### Task to carry out
Emit the entire listing verbatim.

### Provided records
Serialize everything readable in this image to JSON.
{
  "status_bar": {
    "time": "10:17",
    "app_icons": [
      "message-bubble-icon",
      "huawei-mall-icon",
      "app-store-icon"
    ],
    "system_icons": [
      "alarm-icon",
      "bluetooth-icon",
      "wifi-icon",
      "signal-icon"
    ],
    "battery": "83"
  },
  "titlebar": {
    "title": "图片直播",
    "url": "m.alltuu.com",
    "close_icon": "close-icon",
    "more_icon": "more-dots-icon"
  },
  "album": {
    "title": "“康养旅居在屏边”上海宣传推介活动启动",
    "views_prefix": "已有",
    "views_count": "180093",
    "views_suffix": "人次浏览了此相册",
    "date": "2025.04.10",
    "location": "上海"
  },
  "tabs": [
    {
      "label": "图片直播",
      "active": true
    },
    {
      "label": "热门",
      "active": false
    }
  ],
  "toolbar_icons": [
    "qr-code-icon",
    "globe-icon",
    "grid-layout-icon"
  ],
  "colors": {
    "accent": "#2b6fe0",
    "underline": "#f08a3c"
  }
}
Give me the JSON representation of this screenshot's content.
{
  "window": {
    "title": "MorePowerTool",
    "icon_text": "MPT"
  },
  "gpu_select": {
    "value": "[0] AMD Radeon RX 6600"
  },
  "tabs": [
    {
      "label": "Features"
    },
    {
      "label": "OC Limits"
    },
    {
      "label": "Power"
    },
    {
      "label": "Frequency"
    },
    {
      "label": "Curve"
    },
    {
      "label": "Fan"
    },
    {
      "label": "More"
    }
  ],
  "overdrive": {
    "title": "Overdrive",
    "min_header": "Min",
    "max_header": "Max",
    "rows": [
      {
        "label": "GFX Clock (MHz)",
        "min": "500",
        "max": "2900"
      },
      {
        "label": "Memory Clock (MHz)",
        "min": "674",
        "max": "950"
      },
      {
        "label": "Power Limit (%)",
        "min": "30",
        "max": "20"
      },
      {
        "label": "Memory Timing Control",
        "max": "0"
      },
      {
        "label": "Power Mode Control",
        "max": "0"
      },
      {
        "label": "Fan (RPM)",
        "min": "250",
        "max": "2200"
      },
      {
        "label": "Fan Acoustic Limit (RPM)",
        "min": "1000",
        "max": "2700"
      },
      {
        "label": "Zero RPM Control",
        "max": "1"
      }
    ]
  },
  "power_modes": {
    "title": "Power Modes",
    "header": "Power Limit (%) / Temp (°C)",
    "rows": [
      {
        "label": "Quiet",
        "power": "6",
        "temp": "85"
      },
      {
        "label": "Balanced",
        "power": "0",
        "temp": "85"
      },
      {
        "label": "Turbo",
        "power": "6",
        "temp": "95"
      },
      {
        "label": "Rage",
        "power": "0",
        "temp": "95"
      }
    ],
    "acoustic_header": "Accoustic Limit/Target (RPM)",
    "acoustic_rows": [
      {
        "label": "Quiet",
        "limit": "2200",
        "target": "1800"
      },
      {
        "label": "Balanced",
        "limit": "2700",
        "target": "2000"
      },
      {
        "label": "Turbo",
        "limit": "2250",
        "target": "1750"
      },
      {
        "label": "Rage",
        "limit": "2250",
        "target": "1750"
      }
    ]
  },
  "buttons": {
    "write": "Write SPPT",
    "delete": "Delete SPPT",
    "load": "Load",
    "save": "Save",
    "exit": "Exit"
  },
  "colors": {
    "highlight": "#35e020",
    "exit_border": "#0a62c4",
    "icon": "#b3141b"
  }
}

### Completed exercise
Serialize everything readable in this image to JSON.
{
  "status_bar": {
    "time": "10:17",
    "app_icons": [
      "message-bubble-icon",
      "huawei-mall-icon",
      "app-store-icon"
    ],
    "system_icons": [
      "alarm-icon",
      "bluetooth-icon",
      "wifi-icon",
      "signal-icon"
    ],
    "battery": "83"
  },
  "titlebar": {
    "title": "图片直播",
    "url": "m.alltuu.com",
    "close_icon": "close-icon",
    "more_icon": "more-dots-icon"
  },
  "album": {
    "title": "“康养旅居在屏边”上海宣传推介活动启动",
    "views_prefix": "已有",
    "views_count": "180093",
    "views_suffix": "人次浏览了此相册",
    "date": "2025.04.10",
    "location": "上海"
  },
  "tabs": [
    {
      "label": "图片直播",
      "active": true
    },
    {
      "label": "热门",
      "active": false
    }
  ],
  "toolbar_icons": [
    "qr-code-icon",
    "globe-icon",
    "grid-layout-icon"
  ],
  "colors": {
    "accent": "#2b6fe0",
    "underline": "#f08a3c"
  }
}
Give me the JSON representation of this screenshot's content.
{
  "window": {
    "title": "MorePowerTool",
    "icon_text": "MPT"
  },
  "gpu_select": {
    "value": "[0] AMD Radeon RX 6600"
  },
  "tabs": [
    {
      "label": "Features"
    },
    {
      "label": "OC Limits"
    },
    {
      "label": "Power"
    },
    {
      "label": "Frequency"
    },
    {
      "label": "Curve"
    },
    {
      "label": "Fan"
    },
    {
      "label": "More"
    }
  ],
  "overdrive": {
    "title": "Overdrive",
    "min_header": "Min",
    "max_header": "Max",
    "rows": [
      {
        "label": "GFX Clock (MHz)",
        "min": "500",
        "max": "2900"
      },
      {
        "label": "Memory Clock (MHz)",
        "min": "674",
        "max": "950"
      },
      {
        "label": "Power Limit (%)",
        "min": "30",
        "max": "20"
      },
      {
        "label": "Memory Timing Control",
        "max": "0"
      },
      {
        "label": "Power Mode Control",
        "max": "0"
      },
      {
        "label": "Fan (RPM)",
        "min": "250",
        "max": "2200"
      },
      {
        "label": "Fan Acoustic Limit (RPM)",
        "min": "1000",
        "max": "2700"
      },
      {
        "label": "Zero RPM Control",
        "max": "1"
      }
    ]
  },
  "power_modes": {
    "title": "Power Modes",
    "header": "Power Limit (%) / Temp (°C)",
    "rows": [
      {
        "label": "Quiet",
        "power": "6",
        "temp": "85"
      },
      {
        "label": "Balanced",
        "power": "0",
        "temp": "85"
      },
      {
        "label": "Turbo",
        "power": "6",
        "temp": "95"
      },
      {
        "label": "Rage",
        "power": "0",
        "temp": "95"
      }
    ],
    "acoustic_header": "Accoustic Limit/Target (RPM)",
    "acoustic_rows": [
      {
        "label": "Quiet",
        "limit": "2200",
        "target": "1800"
      },
      {
        "label": "Balanced",
        "limit": "2700",
        "target": "2000"
      },
      {
        "label": "Turbo",
        "limit": "2250",
        "target": "1750"
      },
      {
        "label": "Rage",
        "limit": "2250",
        "target": "1750"
      }
    ]
  },
  "buttons": {
    "write": "Write SPPT",
    "delete": "Delete SPPT",
    "load": "Load",
    "save": "Save",
    "exit": "Exit"
  },
  "colors": {
    "highlight": "#35e020",
    "exit_border": "#0a62c4",
    "icon": "#b3141b"
  }
}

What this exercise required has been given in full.